◆ Stated exercise
Can you copy out, character for character, every line of the data from the very first one through the line containing "data-point xyxy=(215,107,221,113)", including that line?

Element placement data
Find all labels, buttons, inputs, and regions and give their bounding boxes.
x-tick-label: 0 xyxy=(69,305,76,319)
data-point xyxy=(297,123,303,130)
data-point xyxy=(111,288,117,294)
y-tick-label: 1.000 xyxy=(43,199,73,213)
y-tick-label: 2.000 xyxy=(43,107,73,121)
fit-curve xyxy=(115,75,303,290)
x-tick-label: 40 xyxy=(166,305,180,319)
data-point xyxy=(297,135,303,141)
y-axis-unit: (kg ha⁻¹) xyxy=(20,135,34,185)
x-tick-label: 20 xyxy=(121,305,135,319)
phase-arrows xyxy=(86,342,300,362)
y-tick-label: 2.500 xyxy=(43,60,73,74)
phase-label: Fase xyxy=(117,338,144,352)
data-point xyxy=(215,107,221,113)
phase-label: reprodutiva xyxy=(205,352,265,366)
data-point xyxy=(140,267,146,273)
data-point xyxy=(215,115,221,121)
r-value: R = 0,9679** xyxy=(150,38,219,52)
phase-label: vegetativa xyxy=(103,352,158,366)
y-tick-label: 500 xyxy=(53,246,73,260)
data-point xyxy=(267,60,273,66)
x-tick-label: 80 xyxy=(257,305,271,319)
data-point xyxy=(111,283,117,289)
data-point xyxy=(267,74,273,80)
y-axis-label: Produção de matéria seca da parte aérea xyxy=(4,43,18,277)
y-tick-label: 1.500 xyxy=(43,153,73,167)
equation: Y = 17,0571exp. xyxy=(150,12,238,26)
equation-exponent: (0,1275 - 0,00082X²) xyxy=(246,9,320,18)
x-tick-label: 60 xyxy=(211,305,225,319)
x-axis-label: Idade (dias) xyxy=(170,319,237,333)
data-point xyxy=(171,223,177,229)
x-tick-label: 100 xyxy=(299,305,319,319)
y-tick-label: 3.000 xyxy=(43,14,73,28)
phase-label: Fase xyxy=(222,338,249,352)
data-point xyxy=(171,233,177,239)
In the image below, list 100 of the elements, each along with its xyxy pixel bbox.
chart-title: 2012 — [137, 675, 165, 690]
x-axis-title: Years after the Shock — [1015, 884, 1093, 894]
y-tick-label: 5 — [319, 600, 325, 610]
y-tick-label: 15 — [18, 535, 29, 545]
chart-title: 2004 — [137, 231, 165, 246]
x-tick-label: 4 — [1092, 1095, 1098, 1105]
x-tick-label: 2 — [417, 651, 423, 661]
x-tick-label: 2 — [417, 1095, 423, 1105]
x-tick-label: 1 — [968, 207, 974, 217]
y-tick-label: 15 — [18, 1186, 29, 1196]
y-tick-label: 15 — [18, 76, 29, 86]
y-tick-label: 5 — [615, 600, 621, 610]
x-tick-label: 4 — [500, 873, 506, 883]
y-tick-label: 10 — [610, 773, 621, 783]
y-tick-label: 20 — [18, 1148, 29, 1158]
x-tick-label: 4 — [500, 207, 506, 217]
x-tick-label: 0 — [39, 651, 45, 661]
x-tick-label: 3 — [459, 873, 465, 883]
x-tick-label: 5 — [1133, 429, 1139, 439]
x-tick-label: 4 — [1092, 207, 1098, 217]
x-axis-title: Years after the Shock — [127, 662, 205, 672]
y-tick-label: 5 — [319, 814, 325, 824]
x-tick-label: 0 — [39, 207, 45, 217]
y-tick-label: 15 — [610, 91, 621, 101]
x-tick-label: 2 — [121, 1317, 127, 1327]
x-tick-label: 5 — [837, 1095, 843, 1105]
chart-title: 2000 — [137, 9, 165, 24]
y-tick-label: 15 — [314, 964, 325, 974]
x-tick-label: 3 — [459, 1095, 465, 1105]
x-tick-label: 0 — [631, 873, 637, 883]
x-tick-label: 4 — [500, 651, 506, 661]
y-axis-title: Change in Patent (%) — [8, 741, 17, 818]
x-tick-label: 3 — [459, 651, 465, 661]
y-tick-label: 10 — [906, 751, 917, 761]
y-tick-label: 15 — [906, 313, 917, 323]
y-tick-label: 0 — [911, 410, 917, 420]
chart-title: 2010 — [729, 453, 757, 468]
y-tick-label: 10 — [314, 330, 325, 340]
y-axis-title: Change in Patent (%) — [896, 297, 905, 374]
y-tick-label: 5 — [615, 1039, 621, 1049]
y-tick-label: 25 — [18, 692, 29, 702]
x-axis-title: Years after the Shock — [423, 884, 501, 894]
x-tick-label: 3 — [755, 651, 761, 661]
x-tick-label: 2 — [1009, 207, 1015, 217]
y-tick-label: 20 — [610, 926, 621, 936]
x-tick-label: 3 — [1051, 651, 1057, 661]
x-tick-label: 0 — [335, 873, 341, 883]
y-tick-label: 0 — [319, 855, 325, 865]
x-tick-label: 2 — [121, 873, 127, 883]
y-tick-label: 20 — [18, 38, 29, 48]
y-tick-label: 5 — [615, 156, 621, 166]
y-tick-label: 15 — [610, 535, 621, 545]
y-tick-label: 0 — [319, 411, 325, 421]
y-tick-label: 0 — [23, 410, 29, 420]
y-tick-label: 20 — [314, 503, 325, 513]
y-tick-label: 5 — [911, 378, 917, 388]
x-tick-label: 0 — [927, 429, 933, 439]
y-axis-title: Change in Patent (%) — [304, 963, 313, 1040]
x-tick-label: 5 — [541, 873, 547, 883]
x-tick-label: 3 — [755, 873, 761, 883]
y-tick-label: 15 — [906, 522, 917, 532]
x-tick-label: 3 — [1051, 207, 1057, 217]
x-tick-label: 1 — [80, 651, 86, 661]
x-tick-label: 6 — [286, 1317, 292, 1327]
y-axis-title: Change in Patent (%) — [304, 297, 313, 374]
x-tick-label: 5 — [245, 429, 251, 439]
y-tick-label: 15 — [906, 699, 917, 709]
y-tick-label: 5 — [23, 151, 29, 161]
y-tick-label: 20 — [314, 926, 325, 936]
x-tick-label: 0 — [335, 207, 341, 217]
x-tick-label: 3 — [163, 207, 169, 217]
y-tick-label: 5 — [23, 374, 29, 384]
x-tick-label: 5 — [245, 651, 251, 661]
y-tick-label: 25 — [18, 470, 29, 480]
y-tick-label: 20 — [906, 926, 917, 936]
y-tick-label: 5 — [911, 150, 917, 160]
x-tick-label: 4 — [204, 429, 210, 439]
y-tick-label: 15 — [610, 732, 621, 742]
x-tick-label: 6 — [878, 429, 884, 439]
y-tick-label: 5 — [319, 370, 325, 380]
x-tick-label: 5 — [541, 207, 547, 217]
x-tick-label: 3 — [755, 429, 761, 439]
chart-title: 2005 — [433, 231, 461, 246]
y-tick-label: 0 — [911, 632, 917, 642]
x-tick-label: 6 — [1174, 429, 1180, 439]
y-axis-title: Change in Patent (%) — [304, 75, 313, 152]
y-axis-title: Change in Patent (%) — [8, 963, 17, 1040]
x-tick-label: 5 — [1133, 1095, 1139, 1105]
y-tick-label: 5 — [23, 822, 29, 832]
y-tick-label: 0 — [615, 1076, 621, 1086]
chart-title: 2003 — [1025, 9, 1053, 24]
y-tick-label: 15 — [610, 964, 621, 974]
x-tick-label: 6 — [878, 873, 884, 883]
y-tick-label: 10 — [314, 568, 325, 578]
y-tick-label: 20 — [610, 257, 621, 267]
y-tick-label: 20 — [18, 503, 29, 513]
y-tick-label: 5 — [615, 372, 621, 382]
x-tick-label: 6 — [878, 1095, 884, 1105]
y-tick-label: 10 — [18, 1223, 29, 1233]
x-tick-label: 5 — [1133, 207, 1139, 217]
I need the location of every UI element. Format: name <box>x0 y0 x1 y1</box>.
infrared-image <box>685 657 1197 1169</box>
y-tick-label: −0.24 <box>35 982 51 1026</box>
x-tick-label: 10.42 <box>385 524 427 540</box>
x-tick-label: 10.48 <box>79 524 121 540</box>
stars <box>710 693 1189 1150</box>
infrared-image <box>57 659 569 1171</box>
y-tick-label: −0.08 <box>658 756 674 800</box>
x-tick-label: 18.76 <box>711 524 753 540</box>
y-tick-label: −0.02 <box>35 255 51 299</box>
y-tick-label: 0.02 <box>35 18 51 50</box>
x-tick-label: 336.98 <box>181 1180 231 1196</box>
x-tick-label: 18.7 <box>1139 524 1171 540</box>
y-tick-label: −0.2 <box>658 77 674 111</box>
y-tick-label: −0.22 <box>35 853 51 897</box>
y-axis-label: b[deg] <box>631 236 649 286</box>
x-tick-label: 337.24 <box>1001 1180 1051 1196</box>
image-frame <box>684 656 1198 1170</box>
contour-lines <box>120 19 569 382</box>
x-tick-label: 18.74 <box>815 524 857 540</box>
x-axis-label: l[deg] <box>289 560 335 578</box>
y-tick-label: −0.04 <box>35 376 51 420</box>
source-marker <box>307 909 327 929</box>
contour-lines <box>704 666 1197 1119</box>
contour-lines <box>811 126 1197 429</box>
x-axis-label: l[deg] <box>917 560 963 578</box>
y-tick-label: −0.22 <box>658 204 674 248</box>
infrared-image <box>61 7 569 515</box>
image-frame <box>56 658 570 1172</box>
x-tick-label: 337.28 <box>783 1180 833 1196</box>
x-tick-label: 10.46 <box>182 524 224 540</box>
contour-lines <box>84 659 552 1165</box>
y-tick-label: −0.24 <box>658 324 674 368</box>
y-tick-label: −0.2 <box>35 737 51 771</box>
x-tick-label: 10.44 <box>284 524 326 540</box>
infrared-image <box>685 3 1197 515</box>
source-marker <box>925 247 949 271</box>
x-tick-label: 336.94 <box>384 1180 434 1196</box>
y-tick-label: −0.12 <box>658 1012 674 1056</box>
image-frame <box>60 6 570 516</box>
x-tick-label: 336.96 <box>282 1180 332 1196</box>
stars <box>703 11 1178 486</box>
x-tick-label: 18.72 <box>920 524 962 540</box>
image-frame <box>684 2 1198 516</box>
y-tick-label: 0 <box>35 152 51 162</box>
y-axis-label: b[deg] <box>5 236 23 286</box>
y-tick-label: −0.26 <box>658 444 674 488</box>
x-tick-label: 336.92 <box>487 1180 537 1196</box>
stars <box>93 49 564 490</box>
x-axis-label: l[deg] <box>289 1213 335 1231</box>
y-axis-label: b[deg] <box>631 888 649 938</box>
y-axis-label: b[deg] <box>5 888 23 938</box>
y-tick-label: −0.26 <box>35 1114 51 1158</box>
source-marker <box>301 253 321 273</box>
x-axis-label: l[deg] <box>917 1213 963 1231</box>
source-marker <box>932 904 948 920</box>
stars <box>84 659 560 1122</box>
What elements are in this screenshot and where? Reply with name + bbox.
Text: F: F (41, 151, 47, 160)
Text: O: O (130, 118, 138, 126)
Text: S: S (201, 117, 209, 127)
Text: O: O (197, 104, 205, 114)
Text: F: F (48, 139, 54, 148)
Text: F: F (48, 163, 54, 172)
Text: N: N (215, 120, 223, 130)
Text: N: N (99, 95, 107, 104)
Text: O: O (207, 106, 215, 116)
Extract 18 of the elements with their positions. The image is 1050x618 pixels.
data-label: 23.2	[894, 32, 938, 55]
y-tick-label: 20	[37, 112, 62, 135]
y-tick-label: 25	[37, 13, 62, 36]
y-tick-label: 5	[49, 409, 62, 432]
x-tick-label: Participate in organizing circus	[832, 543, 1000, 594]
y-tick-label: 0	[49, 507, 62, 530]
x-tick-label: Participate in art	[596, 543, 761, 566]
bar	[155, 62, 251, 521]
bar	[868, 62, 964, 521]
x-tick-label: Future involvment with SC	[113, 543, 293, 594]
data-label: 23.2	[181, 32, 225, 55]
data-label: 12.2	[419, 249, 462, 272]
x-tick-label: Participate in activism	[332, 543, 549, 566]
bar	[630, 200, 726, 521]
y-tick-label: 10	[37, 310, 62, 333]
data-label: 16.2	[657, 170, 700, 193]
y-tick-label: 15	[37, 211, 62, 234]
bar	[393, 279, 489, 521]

◆ Solution to the exercise
Find all labels, buttons, inputs, and regions and give their bounding boxes.
x-tick-label: 0 xyxy=(69,305,76,319)
data-point xyxy=(297,123,303,130)
data-point xyxy=(111,288,117,294)
y-tick-label: 1.000 xyxy=(43,199,73,213)
y-tick-label: 2.000 xyxy=(43,107,73,121)
fit-curve xyxy=(115,75,303,290)
x-tick-label: 40 xyxy=(166,305,180,319)
data-point xyxy=(297,135,303,141)
y-axis-unit: (kg ha⁻¹) xyxy=(20,135,34,185)
x-tick-label: 20 xyxy=(121,305,135,319)
phase-arrows xyxy=(86,342,300,362)
y-tick-label: 2.500 xyxy=(43,60,73,74)
phase-label: Fase xyxy=(117,338,144,352)
data-point xyxy=(215,107,221,113)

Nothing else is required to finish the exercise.